[Data records]
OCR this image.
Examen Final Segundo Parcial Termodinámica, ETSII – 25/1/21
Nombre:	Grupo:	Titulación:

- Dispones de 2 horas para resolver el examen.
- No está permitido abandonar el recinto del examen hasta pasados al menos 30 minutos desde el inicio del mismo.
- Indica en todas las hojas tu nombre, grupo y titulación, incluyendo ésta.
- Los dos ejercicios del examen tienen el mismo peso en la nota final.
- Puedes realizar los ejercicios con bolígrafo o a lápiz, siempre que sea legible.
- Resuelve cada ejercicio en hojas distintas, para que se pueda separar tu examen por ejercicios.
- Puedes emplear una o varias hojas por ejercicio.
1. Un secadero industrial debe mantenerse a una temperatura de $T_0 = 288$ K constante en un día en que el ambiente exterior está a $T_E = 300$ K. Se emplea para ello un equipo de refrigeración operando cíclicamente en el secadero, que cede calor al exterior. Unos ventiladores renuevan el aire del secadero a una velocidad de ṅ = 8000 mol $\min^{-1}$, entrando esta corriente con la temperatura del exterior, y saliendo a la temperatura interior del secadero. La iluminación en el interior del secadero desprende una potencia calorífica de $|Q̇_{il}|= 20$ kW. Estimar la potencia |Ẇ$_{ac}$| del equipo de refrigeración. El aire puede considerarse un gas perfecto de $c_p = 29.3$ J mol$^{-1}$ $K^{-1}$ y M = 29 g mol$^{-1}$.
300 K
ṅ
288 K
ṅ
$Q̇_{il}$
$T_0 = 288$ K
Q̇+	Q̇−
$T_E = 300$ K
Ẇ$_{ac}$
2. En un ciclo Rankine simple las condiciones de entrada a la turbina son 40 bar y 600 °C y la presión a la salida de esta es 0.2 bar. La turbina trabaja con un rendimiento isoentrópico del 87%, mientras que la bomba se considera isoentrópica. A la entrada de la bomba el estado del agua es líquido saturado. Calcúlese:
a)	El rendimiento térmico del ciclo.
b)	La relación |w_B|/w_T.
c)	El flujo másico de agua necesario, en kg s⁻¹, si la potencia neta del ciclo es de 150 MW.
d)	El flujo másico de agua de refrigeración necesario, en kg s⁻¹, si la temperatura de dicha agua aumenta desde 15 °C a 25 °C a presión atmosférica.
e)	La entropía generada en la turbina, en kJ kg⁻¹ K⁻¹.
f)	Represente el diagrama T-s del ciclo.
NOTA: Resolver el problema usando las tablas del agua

TASK DESCRIPTION: Pick out, from the lines above, every one that contains the string "temperatura".

ANSWER TO THE TASK:
1. Un secadero industrial debe mantenerse a una temperatura de $T_0 = 288$ K constante en un día en que el ambiente exterior está a $T_E = 300$ K. Se emplea para ello un equipo de refrigeración operando cíclicamente en el secadero, que cede calor al exterior. Unos ventiladores renuevan el aire del secadero a una velocidad de ṅ = 8000 mol $\min^{-1}$, entrando esta corriente con la temperatura del exterior, y saliendo a la temperatura interior del secadero. La iluminación en el interior del secadero desprende una potencia calorífica de $|Q̇_{il}|= 20$ kW. Estimar la potencia |Ẇ$_{ac}$| del equipo de refrigeración. El aire puede considerarse un gas perfecto de $c_p = 29.3$ J mol$^{-1}$ $K^{-1}$ y M = 29 g mol$^{-1}$.
d)	El flujo másico de agua de refrigeración necesario, en kg s⁻¹, si la temperatura de dicha agua aumenta desde 15 °C a 25 °C a presión atmosférica.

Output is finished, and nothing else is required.